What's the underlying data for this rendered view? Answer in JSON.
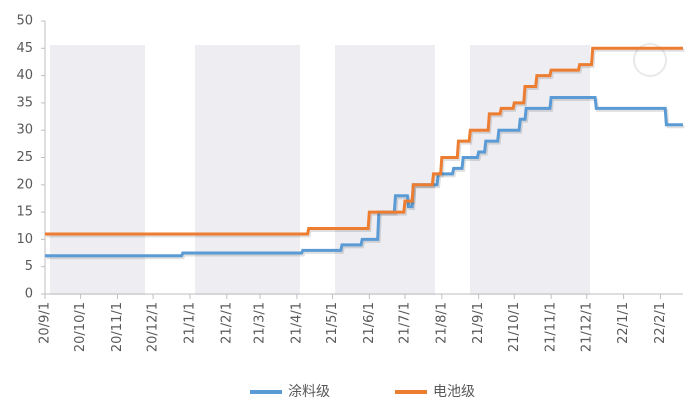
{
  "chart_data": {
    "type": "line",
    "series": [
      {
        "name": "涂料级",
        "color": "#5b9bd5",
        "x": [
          "20/9/1",
          "20/12/25",
          "20/12/26",
          "21/4/5",
          "21/4/6",
          "21/5/8",
          "21/5/9",
          "21/5/25",
          "21/5/26",
          "21/6/8",
          "21/6/9",
          "21/6/22",
          "21/6/23",
          "21/7/3",
          "21/7/4",
          "21/7/7",
          "21/7/8",
          "21/7/28",
          "21/7/29",
          "21/8/10",
          "21/8/11",
          "21/8/18",
          "21/8/19",
          "21/8/31",
          "21/9/1",
          "21/9/6",
          "21/9/7",
          "21/9/17",
          "21/9/18",
          "21/10/5",
          "21/10/6",
          "21/10/10",
          "21/10/11",
          "21/10/31",
          "21/11/1",
          "21/12/8",
          "21/12/9",
          "22/2/5",
          "22/2/6",
          "22/2/20"
        ],
        "values": [
          7,
          7,
          7.5,
          7.5,
          8,
          8,
          9,
          9,
          10,
          10,
          15,
          15,
          18,
          18,
          16,
          16,
          20,
          20,
          22,
          22,
          23,
          23,
          25,
          25,
          26,
          26,
          28,
          28,
          30,
          30,
          32,
          32,
          34,
          34,
          36,
          36,
          34,
          34,
          31,
          31
        ]
      },
      {
        "name": "电池级",
        "color": "#ed7d31",
        "x": [
          "20/9/1",
          "21/4/10",
          "21/4/11",
          "21/5/31",
          "21/6/1",
          "21/6/30",
          "21/7/1",
          "21/7/7",
          "21/7/8",
          "21/7/24",
          "21/7/25",
          "21/7/31",
          "21/8/1",
          "21/8/14",
          "21/8/15",
          "21/8/24",
          "21/8/25",
          "21/9/9",
          "21/9/10",
          "21/9/19",
          "21/9/20",
          "21/9/30",
          "21/10/1",
          "21/10/9",
          "21/10/10",
          "21/10/19",
          "21/10/20",
          "21/10/31",
          "21/11/1",
          "21/11/24",
          "21/11/25",
          "21/12/5",
          "21/12/6",
          "22/2/20"
        ],
        "values": [
          11,
          11,
          12,
          12,
          15,
          15,
          17,
          17,
          20,
          20,
          22,
          22,
          25,
          25,
          28,
          28,
          30,
          30,
          33,
          33,
          34,
          34,
          35,
          35,
          38,
          38,
          40,
          40,
          41,
          41,
          42,
          42,
          45,
          45
        ]
      }
    ],
    "xlim": [
      "20/9/1",
      "22/2/20"
    ],
    "xticks": [
      "20/9/1",
      "20/10/1",
      "20/11/1",
      "20/12/1",
      "21/1/1",
      "21/2/1",
      "21/3/1",
      "21/4/1",
      "21/5/1",
      "21/6/1",
      "21/7/1",
      "21/8/1",
      "21/9/1",
      "21/10/1",
      "21/11/1",
      "21/12/1",
      "22/1/1",
      "22/2/1"
    ],
    "ylim": [
      0,
      50
    ],
    "yticks": [
      0,
      5,
      10,
      15,
      20,
      25,
      30,
      35,
      40,
      45,
      50
    ],
    "legend": "bottom"
  }
}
────────────────────
TASK GOAL: Quote all the records verbatim, dropping any pictures from your copy.

EXPECTED ANSWER:
What's the underlying data for this rendered view? Answer in JSON.
{
  "chart_data": {
    "type": "line",
    "series": [
      {
        "name": "涂料级",
        "color": "#5b9bd5",
        "x": [
          "20/9/1",
          "20/12/25",
          "20/12/26",
          "21/4/5",
          "21/4/6",
          "21/5/8",
          "21/5/9",
          "21/5/25",
          "21/5/26",
          "21/6/8",
          "21/6/9",
          "21/6/22",
          "21/6/23",
          "21/7/3",
          "21/7/4",
          "21/7/7",
          "21/7/8",
          "21/7/28",
          "21/7/29",
          "21/8/10",
          "21/8/11",
          "21/8/18",
          "21/8/19",
          "21/8/31",
          "21/9/1",
          "21/9/6",
          "21/9/7",
          "21/9/17",
          "21/9/18",
          "21/10/5",
          "21/10/6",
          "21/10/10",
          "21/10/11",
          "21/10/31",
          "21/11/1",
          "21/12/8",
          "21/12/9",
          "22/2/5",
          "22/2/6",
          "22/2/20"
        ],
        "values": [
          7,
          7,
          7.5,
          7.5,
          8,
          8,
          9,
          9,
          10,
          10,
          15,
          15,
          18,
          18,
          16,
          16,
          20,
          20,
          22,
          22,
          23,
          23,
          25,
          25,
          26,
          26,
          28,
          28,
          30,
          30,
          32,
          32,
          34,
          34,
          36,
          36,
          34,
          34,
          31,
          31
        ]
      },
      {
        "name": "电池级",
        "color": "#ed7d31",
        "x": [
          "20/9/1",
          "21/4/10",
          "21/4/11",
          "21/5/31",
          "21/6/1",
          "21/6/30",
          "21/7/1",
          "21/7/7",
          "21/7/8",
          "21/7/24",
          "21/7/25",
          "21/7/31",
          "21/8/1",
          "21/8/14",
          "21/8/15",
          "21/8/24",
          "21/8/25",
          "21/9/9",
          "21/9/10",
          "21/9/19",
          "21/9/20",
          "21/9/30",
          "21/10/1",
          "21/10/9",
          "21/10/10",
          "21/10/19",
          "21/10/20",
          "21/10/31",
          "21/11/1",
          "21/11/24",
          "21/11/25",
          "21/12/5",
          "21/12/6",
          "22/2/20"
        ],
        "values": [
          11,
          11,
          12,
          12,
          15,
          15,
          17,
          17,
          20,
          20,
          22,
          22,
          25,
          25,
          28,
          28,
          30,
          30,
          33,
          33,
          34,
          34,
          35,
          35,
          38,
          38,
          40,
          40,
          41,
          41,
          42,
          42,
          45,
          45
        ]
      }
    ],
    "xlim": [
      "20/9/1",
      "22/2/20"
    ],
    "xticks": [
      "20/9/1",
      "20/10/1",
      "20/11/1",
      "20/12/1",
      "21/1/1",
      "21/2/1",
      "21/3/1",
      "21/4/1",
      "21/5/1",
      "21/6/1",
      "21/7/1",
      "21/8/1",
      "21/9/1",
      "21/10/1",
      "21/11/1",
      "21/12/1",
      "22/1/1",
      "22/2/1"
    ],
    "ylim": [
      0,
      50
    ],
    "yticks": [
      0,
      5,
      10,
      15,
      20,
      25,
      30,
      35,
      40,
      45,
      50
    ],
    "legend": "bottom"
  }
}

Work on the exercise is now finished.